» What the task asks
Copy all the material that follows, keeping every character the same.

# start of Records shown

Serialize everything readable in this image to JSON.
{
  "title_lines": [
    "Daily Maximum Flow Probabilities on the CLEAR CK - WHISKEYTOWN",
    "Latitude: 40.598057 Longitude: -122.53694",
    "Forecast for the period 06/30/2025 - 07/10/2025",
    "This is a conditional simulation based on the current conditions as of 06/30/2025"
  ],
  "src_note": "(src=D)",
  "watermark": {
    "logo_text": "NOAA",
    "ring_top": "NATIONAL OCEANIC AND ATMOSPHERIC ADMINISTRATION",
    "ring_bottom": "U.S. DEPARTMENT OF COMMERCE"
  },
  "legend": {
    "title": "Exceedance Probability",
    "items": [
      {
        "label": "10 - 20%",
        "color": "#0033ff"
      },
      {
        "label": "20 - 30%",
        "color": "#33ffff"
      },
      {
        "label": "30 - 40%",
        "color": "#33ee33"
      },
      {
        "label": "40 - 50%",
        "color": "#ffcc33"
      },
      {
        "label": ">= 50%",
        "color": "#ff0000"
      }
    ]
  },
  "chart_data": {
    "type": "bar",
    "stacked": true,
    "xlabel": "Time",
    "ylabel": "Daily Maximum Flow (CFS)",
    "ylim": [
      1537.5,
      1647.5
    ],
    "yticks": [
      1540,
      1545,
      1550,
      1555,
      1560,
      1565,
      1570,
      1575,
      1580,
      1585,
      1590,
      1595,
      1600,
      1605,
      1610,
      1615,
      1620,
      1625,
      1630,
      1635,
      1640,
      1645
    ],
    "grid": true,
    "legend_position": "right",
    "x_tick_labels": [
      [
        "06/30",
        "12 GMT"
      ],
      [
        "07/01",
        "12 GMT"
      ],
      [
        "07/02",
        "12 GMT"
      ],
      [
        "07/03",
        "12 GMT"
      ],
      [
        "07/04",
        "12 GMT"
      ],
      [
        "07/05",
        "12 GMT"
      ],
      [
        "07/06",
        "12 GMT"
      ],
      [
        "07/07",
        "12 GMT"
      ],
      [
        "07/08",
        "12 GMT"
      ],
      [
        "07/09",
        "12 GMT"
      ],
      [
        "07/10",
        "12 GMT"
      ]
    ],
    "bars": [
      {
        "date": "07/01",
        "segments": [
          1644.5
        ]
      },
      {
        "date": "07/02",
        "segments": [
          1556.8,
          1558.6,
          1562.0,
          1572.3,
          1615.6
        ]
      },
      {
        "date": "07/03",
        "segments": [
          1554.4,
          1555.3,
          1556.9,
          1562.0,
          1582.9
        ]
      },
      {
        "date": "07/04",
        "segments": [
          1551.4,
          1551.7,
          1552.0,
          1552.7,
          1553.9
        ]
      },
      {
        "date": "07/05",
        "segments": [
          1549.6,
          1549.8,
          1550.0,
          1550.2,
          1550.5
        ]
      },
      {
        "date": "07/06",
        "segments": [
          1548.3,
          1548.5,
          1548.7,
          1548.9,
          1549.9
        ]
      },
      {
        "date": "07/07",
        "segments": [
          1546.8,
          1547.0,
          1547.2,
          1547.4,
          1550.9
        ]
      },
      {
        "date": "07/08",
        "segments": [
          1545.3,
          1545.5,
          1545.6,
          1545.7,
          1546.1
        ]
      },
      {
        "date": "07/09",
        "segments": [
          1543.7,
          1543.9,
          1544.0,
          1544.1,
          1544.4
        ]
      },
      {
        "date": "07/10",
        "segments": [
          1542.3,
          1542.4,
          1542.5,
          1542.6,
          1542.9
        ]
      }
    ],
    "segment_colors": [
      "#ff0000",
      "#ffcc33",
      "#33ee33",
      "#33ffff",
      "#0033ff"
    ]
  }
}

# end of Records shown

» Task response
Serialize everything readable in this image to JSON.
{
  "title_lines": [
    "Daily Maximum Flow Probabilities on the CLEAR CK - WHISKEYTOWN",
    "Latitude: 40.598057 Longitude: -122.53694",
    "Forecast for the period 06/30/2025 - 07/10/2025",
    "This is a conditional simulation based on the current conditions as of 06/30/2025"
  ],
  "src_note": "(src=D)",
  "watermark": {
    "logo_text": "NOAA",
    "ring_top": "NATIONAL OCEANIC AND ATMOSPHERIC ADMINISTRATION",
    "ring_bottom": "U.S. DEPARTMENT OF COMMERCE"
  },
  "legend": {
    "title": "Exceedance Probability",
    "items": [
      {
        "label": "10 - 20%",
        "color": "#0033ff"
      },
      {
        "label": "20 - 30%",
        "color": "#33ffff"
      },
      {
        "label": "30 - 40%",
        "color": "#33ee33"
      },
      {
        "label": "40 - 50%",
        "color": "#ffcc33"
      },
      {
        "label": ">= 50%",
        "color": "#ff0000"
      }
    ]
  },
  "chart_data": {
    "type": "bar",
    "stacked": true,
    "xlabel": "Time",
    "ylabel": "Daily Maximum Flow (CFS)",
    "ylim": [
      1537.5,
      1647.5
    ],
    "yticks": [
      1540,
      1545,
      1550,
      1555,
      1560,
      1565,
      1570,
      1575,
      1580,
      1585,
      1590,
      1595,
      1600,
      1605,
      1610,
      1615,
      1620,
      1625,
      1630,
      1635,
      1640,
      1645
    ],
    "grid": true,
    "legend_position": "right",
    "x_tick_labels": [
      [
        "06/30",
        "12 GMT"
      ],
      [
        "07/01",
        "12 GMT"
      ],
      [
        "07/02",
        "12 GMT"
      ],
      [
        "07/03",
        "12 GMT"
      ],
      [
        "07/04",
        "12 GMT"
      ],
      [
        "07/05",
        "12 GMT"
      ],
      [
        "07/06",
        "12 GMT"
      ],
      [
        "07/07",
        "12 GMT"
      ],
      [
        "07/08",
        "12 GMT"
      ],
      [
        "07/09",
        "12 GMT"
      ],
      [
        "07/10",
        "12 GMT"
      ]
    ],
    "bars": [
      {
        "date": "07/01",
        "segments": [
          1644.5
        ]
      },
      {
        "date": "07/02",
        "segments": [
          1556.8,
          1558.6,
          1562.0,
          1572.3,
          1615.6
        ]
      },
      {
        "date": "07/03",
        "segments": [
          1554.4,
          1555.3,
          1556.9,
          1562.0,
          1582.9
        ]
      },
      {
        "date": "07/04",
        "segments": [
          1551.4,
          1551.7,
          1552.0,
          1552.7,
          1553.9
        ]
      },
      {
        "date": "07/05",
        "segments": [
          1549.6,
          1549.8,
          1550.0,
          1550.2,
          1550.5
        ]
      },
      {
        "date": "07/06",
        "segments": [
          1548.3,
          1548.5,
          1548.7,
          1548.9,
          1549.9
        ]
      },
      {
        "date": "07/07",
        "segments": [
          1546.8,
          1547.0,
          1547.2,
          1547.4,
          1550.9
        ]
      },
      {
        "date": "07/08",
        "segments": [
          1545.3,
          1545.5,
          1545.6,
          1545.7,
          1546.1
        ]
      },
      {
        "date": "07/09",
        "segments": [
          1543.7,
          1543.9,
          1544.0,
          1544.1,
          1544.4
        ]
      },
      {
        "date": "07/10",
        "segments": [
          1542.3,
          1542.4,
          1542.5,
          1542.6,
          1542.9
        ]
      }
    ],
    "segment_colors": [
      "#ff0000",
      "#ffcc33",
      "#33ee33",
      "#33ffff",
      "#0033ff"
    ]
  }
}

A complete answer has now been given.